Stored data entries

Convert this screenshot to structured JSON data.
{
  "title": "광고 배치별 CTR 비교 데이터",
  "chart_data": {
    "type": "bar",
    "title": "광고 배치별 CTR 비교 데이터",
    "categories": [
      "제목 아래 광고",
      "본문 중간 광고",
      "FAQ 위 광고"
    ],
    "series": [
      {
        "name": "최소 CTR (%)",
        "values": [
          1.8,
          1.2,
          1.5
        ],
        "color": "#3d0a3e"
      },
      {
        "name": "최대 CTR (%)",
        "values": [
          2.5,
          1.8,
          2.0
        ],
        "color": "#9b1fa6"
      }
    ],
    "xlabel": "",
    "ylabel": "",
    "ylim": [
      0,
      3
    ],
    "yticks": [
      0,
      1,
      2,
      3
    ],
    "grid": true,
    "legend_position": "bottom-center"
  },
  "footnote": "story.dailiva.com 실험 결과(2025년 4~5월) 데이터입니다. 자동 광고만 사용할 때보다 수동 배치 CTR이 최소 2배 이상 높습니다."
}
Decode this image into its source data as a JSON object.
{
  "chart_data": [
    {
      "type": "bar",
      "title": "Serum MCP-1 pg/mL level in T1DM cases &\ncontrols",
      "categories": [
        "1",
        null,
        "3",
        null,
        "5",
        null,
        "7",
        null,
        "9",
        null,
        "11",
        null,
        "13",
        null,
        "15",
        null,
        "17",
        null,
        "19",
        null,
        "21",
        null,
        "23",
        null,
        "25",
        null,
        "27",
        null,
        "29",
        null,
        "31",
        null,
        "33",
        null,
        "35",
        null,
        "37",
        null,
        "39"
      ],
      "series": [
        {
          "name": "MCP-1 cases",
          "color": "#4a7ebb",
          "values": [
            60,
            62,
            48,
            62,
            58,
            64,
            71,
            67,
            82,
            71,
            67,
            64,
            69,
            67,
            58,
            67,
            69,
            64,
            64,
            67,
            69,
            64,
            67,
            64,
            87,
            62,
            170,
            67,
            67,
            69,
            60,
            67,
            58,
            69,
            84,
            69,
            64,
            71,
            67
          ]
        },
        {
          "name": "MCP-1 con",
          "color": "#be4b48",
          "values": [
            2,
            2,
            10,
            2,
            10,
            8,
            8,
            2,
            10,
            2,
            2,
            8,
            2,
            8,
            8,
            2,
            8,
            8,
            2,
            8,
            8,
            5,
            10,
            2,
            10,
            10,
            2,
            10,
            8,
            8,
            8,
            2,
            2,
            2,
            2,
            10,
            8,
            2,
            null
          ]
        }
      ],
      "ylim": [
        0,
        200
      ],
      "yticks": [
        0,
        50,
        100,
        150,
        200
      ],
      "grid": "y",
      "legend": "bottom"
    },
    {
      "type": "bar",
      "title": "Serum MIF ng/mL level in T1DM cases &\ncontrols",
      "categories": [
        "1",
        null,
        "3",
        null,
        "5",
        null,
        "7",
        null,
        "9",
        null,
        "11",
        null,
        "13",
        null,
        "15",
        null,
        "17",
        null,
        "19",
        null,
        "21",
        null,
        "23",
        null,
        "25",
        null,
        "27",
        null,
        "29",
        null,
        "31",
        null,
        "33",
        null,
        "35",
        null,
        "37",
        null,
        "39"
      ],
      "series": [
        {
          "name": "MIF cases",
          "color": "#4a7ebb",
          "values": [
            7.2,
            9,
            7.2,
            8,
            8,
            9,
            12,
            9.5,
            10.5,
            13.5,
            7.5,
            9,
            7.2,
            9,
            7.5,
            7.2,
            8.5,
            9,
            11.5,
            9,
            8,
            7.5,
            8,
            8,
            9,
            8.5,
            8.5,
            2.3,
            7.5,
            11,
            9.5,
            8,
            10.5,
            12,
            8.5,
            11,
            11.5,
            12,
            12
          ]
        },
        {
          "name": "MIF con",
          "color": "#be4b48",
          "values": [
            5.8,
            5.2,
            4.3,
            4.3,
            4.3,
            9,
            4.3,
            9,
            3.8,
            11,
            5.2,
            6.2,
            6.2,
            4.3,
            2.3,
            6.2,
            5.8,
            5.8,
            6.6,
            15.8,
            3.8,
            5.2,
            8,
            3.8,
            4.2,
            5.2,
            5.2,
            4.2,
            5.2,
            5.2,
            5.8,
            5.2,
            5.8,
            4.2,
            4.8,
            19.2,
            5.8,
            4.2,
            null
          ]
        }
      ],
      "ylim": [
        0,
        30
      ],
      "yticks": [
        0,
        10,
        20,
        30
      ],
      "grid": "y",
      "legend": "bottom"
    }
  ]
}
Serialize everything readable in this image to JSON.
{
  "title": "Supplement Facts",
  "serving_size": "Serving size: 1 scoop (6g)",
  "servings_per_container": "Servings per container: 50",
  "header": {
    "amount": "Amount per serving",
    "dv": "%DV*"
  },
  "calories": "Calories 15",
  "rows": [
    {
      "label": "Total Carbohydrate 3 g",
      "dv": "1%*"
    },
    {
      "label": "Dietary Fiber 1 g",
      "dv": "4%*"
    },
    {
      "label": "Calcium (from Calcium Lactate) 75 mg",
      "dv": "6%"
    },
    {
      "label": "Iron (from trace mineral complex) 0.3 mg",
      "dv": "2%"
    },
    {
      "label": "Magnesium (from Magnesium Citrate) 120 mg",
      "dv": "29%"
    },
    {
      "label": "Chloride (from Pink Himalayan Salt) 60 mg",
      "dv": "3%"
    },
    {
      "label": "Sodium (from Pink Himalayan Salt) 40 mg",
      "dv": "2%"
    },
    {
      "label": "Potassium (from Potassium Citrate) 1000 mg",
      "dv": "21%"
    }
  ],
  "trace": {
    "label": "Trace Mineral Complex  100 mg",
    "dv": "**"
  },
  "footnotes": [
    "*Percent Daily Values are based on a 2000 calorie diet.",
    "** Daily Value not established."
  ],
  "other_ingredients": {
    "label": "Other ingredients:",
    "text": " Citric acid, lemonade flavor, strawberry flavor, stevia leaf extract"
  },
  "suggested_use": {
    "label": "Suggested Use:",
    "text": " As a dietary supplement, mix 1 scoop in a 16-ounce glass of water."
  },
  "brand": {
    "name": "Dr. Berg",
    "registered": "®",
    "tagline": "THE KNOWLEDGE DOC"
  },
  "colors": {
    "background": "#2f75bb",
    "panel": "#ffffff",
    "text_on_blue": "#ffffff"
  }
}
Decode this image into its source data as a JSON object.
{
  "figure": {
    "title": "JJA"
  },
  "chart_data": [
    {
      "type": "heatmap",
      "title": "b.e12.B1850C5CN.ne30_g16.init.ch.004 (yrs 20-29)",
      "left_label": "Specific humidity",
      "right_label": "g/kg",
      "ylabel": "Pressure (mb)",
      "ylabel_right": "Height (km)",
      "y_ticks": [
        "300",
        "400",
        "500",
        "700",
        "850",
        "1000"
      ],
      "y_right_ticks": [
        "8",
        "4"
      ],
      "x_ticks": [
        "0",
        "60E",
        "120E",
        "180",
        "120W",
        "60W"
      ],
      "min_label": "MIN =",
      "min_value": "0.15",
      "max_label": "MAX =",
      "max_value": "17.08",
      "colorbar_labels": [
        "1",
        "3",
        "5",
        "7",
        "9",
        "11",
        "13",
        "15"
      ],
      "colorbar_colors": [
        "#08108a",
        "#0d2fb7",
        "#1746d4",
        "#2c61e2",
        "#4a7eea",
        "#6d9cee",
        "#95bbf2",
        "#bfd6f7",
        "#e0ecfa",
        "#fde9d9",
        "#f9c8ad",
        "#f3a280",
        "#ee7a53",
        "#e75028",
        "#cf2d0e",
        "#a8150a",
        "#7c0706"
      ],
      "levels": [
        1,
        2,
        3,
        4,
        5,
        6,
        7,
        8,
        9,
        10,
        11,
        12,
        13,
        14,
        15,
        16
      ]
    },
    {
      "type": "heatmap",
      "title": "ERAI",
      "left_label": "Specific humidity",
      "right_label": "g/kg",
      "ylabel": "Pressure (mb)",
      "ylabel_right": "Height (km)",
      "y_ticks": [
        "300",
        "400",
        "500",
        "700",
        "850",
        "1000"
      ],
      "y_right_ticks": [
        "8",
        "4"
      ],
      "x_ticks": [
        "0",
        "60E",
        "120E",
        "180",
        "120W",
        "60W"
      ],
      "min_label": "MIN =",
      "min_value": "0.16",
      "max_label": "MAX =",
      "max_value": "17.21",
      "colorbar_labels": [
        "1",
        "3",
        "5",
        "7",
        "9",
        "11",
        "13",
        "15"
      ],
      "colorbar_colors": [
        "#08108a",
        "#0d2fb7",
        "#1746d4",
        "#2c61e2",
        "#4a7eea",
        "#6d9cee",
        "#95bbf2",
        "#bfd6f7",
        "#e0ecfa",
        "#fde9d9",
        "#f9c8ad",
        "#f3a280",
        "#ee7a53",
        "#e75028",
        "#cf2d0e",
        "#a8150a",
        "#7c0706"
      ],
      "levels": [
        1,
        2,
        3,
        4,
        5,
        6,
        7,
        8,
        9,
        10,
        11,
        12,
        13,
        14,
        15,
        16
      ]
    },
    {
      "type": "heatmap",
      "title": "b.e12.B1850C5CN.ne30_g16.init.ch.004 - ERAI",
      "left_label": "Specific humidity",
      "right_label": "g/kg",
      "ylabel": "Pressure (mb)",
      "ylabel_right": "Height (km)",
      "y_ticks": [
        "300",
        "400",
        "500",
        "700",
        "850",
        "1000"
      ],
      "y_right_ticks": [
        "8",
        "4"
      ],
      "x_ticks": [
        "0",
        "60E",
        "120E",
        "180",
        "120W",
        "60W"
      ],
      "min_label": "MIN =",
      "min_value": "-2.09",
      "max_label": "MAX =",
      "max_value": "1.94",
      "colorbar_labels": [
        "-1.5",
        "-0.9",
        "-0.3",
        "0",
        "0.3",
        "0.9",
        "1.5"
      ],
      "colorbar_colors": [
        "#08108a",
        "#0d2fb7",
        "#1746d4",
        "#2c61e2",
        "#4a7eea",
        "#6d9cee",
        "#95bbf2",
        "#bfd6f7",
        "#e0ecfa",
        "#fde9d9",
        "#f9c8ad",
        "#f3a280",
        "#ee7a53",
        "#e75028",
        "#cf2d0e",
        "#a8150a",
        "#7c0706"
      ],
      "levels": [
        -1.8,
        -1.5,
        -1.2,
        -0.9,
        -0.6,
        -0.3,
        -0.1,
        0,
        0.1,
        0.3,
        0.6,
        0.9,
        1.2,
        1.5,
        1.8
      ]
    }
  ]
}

▶ [Exercise requirements]: Locate the lines above that hold the word "Pink". Show every one of them.

▶ [Solution for this task]:
      "label": "Chloride (from Pink Himalayan Salt) 60 mg",
      "label": "Sodium (from Pink Himalayan Salt) 40 mg",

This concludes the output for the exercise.